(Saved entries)

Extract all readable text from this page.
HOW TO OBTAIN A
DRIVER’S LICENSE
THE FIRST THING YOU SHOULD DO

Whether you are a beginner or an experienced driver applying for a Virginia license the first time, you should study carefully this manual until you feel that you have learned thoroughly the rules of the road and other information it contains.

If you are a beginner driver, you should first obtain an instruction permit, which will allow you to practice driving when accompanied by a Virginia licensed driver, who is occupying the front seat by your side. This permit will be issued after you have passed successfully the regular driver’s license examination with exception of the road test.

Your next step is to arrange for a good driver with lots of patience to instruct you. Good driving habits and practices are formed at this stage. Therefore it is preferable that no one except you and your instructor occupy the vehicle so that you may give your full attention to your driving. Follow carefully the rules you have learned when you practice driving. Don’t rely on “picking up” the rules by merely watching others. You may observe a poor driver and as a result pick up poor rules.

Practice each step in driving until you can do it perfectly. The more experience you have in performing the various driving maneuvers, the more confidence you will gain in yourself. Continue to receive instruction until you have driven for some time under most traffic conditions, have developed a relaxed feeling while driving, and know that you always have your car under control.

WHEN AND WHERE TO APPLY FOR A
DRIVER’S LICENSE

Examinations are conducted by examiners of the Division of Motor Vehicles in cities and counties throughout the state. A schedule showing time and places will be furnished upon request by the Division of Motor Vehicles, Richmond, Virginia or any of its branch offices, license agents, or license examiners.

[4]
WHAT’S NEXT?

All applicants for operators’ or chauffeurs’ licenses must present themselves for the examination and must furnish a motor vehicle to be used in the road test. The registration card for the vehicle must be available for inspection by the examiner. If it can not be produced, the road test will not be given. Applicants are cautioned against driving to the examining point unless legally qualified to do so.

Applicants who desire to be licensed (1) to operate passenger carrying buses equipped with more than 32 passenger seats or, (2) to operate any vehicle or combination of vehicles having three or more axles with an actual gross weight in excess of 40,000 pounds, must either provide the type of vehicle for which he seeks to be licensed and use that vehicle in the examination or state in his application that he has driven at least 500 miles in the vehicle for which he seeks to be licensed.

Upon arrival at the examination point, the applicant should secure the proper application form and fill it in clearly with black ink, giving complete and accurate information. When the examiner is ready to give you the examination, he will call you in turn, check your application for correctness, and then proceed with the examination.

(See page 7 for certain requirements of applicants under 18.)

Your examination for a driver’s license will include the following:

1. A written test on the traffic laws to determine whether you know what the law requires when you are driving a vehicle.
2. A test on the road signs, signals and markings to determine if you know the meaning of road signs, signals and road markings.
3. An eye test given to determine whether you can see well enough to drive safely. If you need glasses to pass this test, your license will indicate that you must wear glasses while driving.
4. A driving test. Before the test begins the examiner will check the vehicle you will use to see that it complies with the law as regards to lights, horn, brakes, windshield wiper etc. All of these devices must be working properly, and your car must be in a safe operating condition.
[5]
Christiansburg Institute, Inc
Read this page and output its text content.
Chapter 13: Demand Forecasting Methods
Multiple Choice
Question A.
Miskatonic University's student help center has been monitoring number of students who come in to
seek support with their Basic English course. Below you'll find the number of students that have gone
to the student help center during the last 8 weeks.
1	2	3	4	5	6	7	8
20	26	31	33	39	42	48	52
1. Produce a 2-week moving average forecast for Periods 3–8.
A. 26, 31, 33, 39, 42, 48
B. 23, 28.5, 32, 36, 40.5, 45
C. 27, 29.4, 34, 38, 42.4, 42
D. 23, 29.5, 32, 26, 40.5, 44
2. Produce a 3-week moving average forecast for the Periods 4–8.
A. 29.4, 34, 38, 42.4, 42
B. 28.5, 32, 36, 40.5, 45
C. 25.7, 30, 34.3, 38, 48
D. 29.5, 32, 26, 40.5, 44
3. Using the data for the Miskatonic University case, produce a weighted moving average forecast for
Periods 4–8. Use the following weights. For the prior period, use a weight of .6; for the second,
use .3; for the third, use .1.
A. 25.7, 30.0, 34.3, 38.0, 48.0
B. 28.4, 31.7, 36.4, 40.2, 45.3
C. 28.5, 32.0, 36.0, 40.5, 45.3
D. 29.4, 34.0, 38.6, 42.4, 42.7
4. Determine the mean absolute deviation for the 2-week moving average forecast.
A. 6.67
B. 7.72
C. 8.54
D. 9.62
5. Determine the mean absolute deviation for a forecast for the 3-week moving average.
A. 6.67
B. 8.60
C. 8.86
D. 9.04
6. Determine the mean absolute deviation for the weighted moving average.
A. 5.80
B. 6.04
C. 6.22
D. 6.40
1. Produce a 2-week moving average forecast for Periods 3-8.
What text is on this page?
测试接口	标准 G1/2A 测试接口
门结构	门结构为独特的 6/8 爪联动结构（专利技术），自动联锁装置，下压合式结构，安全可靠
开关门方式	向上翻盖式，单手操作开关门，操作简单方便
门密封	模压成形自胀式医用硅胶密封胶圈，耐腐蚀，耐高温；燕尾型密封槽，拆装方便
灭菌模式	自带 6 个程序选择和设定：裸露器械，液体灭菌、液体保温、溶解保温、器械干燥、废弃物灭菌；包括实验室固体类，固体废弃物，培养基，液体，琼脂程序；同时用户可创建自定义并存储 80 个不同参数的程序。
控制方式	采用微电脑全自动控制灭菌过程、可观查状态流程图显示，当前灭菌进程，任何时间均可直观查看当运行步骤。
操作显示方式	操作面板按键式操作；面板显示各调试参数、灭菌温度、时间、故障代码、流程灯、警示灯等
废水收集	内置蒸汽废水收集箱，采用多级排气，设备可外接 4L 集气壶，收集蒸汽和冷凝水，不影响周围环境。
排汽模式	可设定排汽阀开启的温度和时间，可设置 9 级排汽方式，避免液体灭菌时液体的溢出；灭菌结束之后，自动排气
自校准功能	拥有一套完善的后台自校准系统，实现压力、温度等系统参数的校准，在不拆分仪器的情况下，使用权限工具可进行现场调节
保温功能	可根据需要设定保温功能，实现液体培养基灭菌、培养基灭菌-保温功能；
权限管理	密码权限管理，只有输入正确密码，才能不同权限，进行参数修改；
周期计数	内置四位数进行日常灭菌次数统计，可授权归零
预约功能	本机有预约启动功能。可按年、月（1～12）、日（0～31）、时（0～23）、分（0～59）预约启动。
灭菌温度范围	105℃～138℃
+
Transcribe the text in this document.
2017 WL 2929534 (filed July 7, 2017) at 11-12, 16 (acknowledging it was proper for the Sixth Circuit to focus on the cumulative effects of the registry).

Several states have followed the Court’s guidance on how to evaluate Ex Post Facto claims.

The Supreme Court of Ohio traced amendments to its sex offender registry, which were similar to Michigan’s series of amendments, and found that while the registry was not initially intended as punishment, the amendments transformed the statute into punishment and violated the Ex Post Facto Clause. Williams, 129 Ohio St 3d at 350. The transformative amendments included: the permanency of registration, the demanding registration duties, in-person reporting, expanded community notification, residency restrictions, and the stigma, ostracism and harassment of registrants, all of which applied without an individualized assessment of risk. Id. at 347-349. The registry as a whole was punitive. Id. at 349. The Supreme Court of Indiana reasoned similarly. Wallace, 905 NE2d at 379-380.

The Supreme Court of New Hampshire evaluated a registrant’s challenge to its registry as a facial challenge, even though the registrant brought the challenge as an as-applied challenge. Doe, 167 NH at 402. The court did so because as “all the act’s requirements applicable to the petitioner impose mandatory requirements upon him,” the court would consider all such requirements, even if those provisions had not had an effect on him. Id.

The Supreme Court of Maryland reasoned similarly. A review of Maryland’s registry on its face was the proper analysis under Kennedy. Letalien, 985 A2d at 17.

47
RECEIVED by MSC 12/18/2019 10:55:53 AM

- What you are asked to do
Print the complete listing again, exactly as it stands.

- Exercise output
Extract all readable text from this page.
HOW TO OBTAIN A
DRIVER’S LICENSE
THE FIRST THING YOU SHOULD DO

Whether you are a beginner or an experienced driver applying for a Virginia license the first time, you should study carefully this manual until you feel that you have learned thoroughly the rules of the road and other information it contains.

If you are a beginner driver, you should first obtain an instruction permit, which will allow you to practice driving when accompanied by a Virginia licensed driver, who is occupying the front seat by your side. This permit will be issued after you have passed successfully the regular driver’s license examination with exception of the road test.

Your next step is to arrange for a good driver with lots of patience to instruct you. Good driving habits and practices are formed at this stage. Therefore it is preferable that no one except you and your instructor occupy the vehicle so that you may give your full attention to your driving. Follow carefully the rules you have learned when you practice driving. Don’t rely on “picking up” the rules by merely watching others. You may observe a poor driver and as a result pick up poor rules.

Practice each step in driving until you can do it perfectly. The more experience you have in performing the various driving maneuvers, the more confidence you will gain in yourself. Continue to receive instruction until you have driven for some time under most traffic conditions, have developed a relaxed feeling while driving, and know that you always have your car under control.

WHEN AND WHERE TO APPLY FOR A
DRIVER’S LICENSE

Examinations are conducted by examiners of the Division of Motor Vehicles in cities and counties throughout the state. A schedule showing time and places will be furnished upon request by the Division of Motor Vehicles, Richmond, Virginia or any of its branch offices, license agents, or license examiners.

[4]
WHAT’S NEXT?

All applicants for operators’ or chauffeurs’ licenses must present themselves for the examination and must furnish a motor vehicle to be used in the road test. The registration card for the vehicle must be available for inspection by the examiner. If it can not be produced, the road test will not be given. Applicants are cautioned against driving to the examining point unless legally qualified to do so.

Applicants who desire to be licensed (1) to operate passenger carrying buses equipped with more than 32 passenger seats or, (2) to operate any vehicle or combination of vehicles having three or more axles with an actual gross weight in excess of 40,000 pounds, must either provide the type of vehicle for which he seeks to be licensed and use that vehicle in the examination or state in his application that he has driven at least 500 miles in the vehicle for which he seeks to be licensed.

Upon arrival at the examination point, the applicant should secure the proper application form and fill it in clearly with black ink, giving complete and accurate information. When the examiner is ready to give you the examination, he will call you in turn, check your application for correctness, and then proceed with the examination.

(See page 7 for certain requirements of applicants under 18.)

Your examination for a driver’s license will include the following:

1. A written test on the traffic laws to determine whether you know what the law requires when you are driving a vehicle.
2. A test on the road signs, signals and markings to determine if you know the meaning of road signs, signals and road markings.
3. An eye test given to determine whether you can see well enough to drive safely. If you need glasses to pass this test, your license will indicate that you must wear glasses while driving.
4. A driving test. Before the test begins the examiner will check the vehicle you will use to see that it complies with the law as regards to lights, horn, brakes, windshield wiper etc. All of these devices must be working properly, and your car must be in a safe operating condition.
[5]
Christiansburg Institute, Inc
Read this page and output its text content.
Chapter 13: Demand Forecasting Methods
Multiple Choice
Question A.
Miskatonic University's student help center has been monitoring number of students who come in to
seek support with their Basic English course. Below you'll find the number of students that have gone
to the student help center during the last 8 weeks.
1	2	3	4	5	6	7	8
20	26	31	33	39	42	48	52
1. Produce a 2-week moving average forecast for Periods 3–8.
A. 26, 31, 33, 39, 42, 48
B. 23, 28.5, 32, 36, 40.5, 45
C. 27, 29.4, 34, 38, 42.4, 42
D. 23, 29.5, 32, 26, 40.5, 44
2. Produce a 3-week moving average forecast for the Periods 4–8.
A. 29.4, 34, 38, 42.4, 42
B. 28.5, 32, 36, 40.5, 45
C. 25.7, 30, 34.3, 38, 48
D. 29.5, 32, 26, 40.5, 44
3. Using the data for the Miskatonic University case, produce a weighted moving average forecast for
Periods 4–8. Use the following weights. For the prior period, use a weight of .6; for the second,
use .3; for the third, use .1.
A. 25.7, 30.0, 34.3, 38.0, 48.0
B. 28.4, 31.7, 36.4, 40.2, 45.3
C. 28.5, 32.0, 36.0, 40.5, 45.3
D. 29.4, 34.0, 38.6, 42.4, 42.7
4. Determine the mean absolute deviation for the 2-week moving average forecast.
A. 6.67
B. 7.72
C. 8.54
D. 9.62
5. Determine the mean absolute deviation for a forecast for the 3-week moving average.
A. 6.67
B. 8.60
C. 8.86
D. 9.04
6. Determine the mean absolute deviation for the weighted moving average.
A. 5.80
B. 6.04
C. 6.22
D. 6.40
1. Produce a 2-week moving average forecast for Periods 3-8.
What text is on this page?
测试接口	标准 G1/2A 测试接口
门结构	门结构为独特的 6/8 爪联动结构（专利技术），自动联锁装置，下压合式结构，安全可靠
开关门方式	向上翻盖式，单手操作开关门，操作简单方便
门密封	模压成形自胀式医用硅胶密封胶圈，耐腐蚀，耐高温；燕尾型密封槽，拆装方便
灭菌模式	自带 6 个程序选择和设定：裸露器械，液体灭菌、液体保温、溶解保温、器械干燥、废弃物灭菌；包括实验室固体类，固体废弃物，培养基，液体，琼脂程序；同时用户可创建自定义并存储 80 个不同参数的程序。
控制方式	采用微电脑全自动控制灭菌过程、可观查状态流程图显示，当前灭菌进程，任何时间均可直观查看当运行步骤。
操作显示方式	操作面板按键式操作；面板显示各调试参数、灭菌温度、时间、故障代码、流程灯、警示灯等
废水收集	内置蒸汽废水收集箱，采用多级排气，设备可外接 4L 集气壶，收集蒸汽和冷凝水，不影响周围环境。
排汽模式	可设定排汽阀开启的温度和时间，可设置 9 级排汽方式，避免液体灭菌时液体的溢出；灭菌结束之后，自动排气
自校准功能	拥有一套完善的后台自校准系统，实现压力、温度等系统参数的校准，在不拆分仪器的情况下，使用权限工具可进行现场调节
保温功能	可根据需要设定保温功能，实现液体培养基灭菌、培养基灭菌-保温功能；
权限管理	密码权限管理，只有输入正确密码，才能不同权限，进行参数修改；
周期计数	内置四位数进行日常灭菌次数统计，可授权归零
预约功能	本机有预约启动功能。可按年、月（1～12）、日（0～31）、时（0～23）、分（0～59）预约启动。
灭菌温度范围	105℃～138℃
+
Transcribe the text in this document.
2017 WL 2929534 (filed July 7, 2017) at 11-12, 16 (acknowledging it was proper for the Sixth Circuit to focus on the cumulative effects of the registry).

Several states have followed the Court’s guidance on how to evaluate Ex Post Facto claims.

The Supreme Court of Ohio traced amendments to its sex offender registry, which were similar to Michigan’s series of amendments, and found that while the registry was not initially intended as punishment, the amendments transformed the statute into punishment and violated the Ex Post Facto Clause. Williams, 129 Ohio St 3d at 350. The transformative amendments included: the permanency of registration, the demanding registration duties, in-person reporting, expanded community notification, residency restrictions, and the stigma, ostracism and harassment of registrants, all of which applied without an individualized assessment of risk. Id. at 347-349. The registry as a whole was punitive. Id. at 349. The Supreme Court of Indiana reasoned similarly. Wallace, 905 NE2d at 379-380.

The Supreme Court of New Hampshire evaluated a registrant’s challenge to its registry as a facial challenge, even though the registrant brought the challenge as an as-applied challenge. Doe, 167 NH at 402. The court did so because as “all the act’s requirements applicable to the petitioner impose mandatory requirements upon him,” the court would consider all such requirements, even if those provisions had not had an effect on him. Id.

The Supreme Court of Maryland reasoned similarly. A review of Maryland’s registry on its face was the proper analysis under Kennedy. Letalien, 985 A2d at 17.

47
RECEIVED by MSC 12/18/2019 10:55:53 AM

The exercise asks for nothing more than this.